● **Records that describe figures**
===============
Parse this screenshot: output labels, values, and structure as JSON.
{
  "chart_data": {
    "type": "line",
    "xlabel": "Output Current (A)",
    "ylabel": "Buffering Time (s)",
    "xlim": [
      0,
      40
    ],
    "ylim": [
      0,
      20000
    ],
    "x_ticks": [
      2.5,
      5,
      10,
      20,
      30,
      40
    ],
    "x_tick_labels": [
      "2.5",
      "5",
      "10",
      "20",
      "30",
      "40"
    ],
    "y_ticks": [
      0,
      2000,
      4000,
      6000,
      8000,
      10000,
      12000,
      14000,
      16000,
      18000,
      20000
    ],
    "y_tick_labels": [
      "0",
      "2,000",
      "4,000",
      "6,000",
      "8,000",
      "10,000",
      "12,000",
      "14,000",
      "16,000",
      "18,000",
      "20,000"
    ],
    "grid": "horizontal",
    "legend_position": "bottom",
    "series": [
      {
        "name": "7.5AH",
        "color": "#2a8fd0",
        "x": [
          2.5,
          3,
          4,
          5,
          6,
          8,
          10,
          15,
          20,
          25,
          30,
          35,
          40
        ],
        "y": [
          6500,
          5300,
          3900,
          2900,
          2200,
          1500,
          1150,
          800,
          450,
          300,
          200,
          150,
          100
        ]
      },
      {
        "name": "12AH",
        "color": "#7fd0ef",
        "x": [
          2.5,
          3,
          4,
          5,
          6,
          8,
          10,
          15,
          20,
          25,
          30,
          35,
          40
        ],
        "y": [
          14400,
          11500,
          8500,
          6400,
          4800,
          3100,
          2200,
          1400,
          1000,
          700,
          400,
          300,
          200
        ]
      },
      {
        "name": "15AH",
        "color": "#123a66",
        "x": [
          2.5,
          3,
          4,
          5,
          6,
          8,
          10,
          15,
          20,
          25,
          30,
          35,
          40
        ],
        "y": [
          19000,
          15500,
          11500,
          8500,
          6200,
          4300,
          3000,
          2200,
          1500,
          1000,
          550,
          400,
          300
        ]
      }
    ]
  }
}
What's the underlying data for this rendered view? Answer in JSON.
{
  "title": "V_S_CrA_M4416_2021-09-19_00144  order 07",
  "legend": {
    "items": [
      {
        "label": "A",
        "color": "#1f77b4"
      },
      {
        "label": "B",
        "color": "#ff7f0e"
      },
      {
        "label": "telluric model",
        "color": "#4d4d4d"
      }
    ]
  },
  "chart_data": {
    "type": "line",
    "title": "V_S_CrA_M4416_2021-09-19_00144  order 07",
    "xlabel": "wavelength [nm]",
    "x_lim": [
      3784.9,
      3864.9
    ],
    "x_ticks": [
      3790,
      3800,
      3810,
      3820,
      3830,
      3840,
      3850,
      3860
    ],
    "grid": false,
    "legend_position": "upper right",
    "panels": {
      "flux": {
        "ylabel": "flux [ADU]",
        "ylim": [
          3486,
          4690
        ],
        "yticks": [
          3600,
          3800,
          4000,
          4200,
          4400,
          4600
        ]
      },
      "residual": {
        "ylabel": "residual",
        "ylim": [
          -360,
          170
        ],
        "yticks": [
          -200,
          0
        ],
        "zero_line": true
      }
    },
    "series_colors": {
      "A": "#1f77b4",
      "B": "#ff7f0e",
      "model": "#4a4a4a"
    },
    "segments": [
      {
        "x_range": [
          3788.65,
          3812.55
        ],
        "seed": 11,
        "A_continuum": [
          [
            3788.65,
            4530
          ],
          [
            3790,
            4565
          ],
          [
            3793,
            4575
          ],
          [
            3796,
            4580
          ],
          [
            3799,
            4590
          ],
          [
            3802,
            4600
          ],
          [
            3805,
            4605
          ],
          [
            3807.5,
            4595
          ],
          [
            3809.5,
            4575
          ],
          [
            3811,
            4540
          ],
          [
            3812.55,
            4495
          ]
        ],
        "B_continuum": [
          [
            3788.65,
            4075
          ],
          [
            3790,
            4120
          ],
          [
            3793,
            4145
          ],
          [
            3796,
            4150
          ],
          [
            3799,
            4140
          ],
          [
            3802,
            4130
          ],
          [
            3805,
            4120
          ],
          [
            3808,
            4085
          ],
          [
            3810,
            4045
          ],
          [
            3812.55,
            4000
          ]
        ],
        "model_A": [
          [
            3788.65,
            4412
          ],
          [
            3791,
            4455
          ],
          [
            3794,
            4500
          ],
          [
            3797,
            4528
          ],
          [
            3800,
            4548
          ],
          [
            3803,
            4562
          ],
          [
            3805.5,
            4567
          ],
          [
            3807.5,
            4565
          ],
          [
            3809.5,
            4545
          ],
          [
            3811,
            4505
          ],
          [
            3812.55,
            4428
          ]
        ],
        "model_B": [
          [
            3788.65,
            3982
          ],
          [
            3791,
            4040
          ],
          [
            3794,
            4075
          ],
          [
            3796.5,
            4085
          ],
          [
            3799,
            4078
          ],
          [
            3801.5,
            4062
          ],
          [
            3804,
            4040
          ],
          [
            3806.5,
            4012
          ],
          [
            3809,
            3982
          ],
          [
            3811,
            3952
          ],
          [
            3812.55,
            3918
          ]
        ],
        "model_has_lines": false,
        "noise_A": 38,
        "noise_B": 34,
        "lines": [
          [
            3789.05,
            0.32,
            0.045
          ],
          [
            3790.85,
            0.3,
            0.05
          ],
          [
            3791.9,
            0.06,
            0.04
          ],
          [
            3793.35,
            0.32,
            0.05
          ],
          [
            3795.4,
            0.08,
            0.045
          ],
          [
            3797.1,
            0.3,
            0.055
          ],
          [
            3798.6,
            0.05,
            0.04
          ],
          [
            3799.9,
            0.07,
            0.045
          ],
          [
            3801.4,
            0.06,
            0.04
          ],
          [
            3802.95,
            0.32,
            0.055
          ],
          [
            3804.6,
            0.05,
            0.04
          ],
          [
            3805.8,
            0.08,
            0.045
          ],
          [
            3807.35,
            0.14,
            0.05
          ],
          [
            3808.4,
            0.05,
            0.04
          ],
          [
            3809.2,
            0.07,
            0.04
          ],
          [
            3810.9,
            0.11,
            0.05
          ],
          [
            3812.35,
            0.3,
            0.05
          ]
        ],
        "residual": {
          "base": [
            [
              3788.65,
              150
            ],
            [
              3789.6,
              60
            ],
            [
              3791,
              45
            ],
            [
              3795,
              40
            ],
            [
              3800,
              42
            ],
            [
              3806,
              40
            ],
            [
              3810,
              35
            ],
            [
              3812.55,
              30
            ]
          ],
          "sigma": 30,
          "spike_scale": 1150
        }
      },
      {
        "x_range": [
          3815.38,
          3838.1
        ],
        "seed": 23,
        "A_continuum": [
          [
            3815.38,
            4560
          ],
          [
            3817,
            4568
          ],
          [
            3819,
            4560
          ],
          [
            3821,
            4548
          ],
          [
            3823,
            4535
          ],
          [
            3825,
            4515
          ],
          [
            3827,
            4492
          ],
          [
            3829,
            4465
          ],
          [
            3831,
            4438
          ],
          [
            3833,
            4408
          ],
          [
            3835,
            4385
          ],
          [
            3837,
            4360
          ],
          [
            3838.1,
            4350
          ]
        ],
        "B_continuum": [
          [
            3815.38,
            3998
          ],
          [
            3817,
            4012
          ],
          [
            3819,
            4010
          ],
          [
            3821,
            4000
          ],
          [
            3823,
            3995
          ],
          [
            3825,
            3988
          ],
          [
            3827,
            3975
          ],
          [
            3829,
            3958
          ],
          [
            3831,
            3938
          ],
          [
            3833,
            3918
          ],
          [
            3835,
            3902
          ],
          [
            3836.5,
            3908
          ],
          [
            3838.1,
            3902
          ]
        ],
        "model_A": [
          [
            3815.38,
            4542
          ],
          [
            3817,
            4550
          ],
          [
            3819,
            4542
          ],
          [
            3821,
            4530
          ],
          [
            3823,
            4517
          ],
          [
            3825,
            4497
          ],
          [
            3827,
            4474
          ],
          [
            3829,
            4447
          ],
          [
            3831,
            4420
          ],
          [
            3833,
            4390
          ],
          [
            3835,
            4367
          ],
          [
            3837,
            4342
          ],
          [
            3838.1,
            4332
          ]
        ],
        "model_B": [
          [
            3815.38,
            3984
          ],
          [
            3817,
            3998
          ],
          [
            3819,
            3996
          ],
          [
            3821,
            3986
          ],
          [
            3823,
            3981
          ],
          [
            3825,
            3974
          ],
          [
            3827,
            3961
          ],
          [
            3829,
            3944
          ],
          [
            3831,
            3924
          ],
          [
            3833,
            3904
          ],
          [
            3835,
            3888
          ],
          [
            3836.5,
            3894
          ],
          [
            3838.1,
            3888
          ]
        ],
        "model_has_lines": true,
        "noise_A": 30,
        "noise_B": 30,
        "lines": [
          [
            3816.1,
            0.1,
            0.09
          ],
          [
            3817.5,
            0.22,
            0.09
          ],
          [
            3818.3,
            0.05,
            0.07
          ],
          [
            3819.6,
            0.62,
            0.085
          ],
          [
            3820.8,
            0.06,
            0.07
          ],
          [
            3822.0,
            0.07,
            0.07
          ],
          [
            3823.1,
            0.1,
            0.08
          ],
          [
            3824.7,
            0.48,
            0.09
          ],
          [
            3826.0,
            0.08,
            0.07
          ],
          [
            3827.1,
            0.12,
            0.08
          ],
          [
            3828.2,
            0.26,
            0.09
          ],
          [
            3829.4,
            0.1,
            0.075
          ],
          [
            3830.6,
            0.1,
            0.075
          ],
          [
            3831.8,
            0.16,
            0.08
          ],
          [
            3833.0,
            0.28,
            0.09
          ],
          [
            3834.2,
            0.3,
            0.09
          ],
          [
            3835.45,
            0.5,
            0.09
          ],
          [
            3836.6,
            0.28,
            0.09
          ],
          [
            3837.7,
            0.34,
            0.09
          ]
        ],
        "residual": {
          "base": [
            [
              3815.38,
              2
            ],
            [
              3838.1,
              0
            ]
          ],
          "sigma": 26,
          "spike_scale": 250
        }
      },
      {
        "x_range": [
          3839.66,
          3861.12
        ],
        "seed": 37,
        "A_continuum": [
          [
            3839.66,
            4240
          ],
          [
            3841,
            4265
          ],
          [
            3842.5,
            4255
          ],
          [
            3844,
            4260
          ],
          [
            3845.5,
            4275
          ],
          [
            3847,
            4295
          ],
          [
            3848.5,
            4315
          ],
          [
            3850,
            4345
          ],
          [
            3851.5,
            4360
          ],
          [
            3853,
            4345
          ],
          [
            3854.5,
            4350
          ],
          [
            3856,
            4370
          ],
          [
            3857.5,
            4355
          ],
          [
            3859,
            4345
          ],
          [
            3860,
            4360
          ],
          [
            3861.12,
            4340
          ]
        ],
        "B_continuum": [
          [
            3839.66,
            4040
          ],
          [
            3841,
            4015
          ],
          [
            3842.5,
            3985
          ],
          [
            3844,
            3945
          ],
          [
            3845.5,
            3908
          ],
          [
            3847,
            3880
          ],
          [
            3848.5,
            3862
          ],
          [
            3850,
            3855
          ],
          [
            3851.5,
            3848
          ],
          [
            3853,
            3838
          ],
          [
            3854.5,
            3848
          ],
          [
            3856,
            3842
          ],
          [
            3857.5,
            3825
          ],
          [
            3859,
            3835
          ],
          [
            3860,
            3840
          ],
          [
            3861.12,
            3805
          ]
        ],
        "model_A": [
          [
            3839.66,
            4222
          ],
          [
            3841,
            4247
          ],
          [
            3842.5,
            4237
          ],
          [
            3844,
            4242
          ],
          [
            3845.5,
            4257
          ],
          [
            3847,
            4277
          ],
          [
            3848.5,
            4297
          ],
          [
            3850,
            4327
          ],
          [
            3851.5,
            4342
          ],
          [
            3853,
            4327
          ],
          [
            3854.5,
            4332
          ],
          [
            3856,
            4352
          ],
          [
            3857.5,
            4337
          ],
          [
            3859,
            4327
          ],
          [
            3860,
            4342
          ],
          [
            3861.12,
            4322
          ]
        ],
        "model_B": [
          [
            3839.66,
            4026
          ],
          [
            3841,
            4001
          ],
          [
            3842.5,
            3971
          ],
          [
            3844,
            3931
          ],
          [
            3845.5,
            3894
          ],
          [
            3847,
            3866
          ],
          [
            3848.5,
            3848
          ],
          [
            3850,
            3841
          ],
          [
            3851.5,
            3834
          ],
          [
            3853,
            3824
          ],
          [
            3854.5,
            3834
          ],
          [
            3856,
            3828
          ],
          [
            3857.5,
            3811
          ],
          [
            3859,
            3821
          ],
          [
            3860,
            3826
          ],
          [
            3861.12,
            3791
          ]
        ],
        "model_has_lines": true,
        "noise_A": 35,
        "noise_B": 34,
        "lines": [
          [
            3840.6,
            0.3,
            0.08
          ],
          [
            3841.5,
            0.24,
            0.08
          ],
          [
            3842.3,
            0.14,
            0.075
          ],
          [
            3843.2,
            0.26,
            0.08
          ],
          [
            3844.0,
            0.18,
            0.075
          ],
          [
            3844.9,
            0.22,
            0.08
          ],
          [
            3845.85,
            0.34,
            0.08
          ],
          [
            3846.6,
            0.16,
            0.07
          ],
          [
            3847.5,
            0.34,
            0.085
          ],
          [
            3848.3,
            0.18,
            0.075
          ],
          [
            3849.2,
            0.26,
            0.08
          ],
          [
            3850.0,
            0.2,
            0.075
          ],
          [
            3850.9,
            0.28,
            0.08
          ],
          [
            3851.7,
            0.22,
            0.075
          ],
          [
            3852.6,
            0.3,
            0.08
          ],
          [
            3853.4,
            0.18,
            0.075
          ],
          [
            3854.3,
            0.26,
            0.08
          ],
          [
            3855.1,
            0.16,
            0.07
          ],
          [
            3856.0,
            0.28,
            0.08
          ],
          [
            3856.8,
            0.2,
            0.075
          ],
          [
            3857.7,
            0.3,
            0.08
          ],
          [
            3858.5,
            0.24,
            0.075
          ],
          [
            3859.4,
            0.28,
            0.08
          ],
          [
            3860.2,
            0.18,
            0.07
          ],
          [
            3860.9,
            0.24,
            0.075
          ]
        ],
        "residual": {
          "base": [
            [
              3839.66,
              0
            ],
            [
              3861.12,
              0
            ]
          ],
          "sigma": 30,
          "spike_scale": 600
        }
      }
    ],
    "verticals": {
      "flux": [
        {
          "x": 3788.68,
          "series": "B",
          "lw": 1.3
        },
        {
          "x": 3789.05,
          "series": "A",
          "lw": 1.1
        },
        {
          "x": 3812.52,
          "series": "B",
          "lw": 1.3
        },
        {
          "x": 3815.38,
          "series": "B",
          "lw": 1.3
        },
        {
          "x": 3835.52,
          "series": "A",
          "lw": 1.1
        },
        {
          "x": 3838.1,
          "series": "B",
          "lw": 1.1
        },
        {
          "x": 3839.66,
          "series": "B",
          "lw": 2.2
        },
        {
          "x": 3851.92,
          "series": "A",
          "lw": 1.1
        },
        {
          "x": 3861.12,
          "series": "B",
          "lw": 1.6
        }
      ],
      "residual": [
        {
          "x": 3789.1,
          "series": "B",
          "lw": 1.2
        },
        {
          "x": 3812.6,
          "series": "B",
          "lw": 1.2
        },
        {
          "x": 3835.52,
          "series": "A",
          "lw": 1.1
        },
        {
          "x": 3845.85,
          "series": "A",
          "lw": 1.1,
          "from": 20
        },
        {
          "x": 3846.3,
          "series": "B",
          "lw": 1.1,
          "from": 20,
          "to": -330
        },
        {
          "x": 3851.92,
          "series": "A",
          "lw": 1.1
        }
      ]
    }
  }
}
===============
Pick out each line above that includes "xlabel" and show it.

● **Exercise solution**
    "xlabel": "Output Current (A)",
    "xlabel": "wavelength [nm]",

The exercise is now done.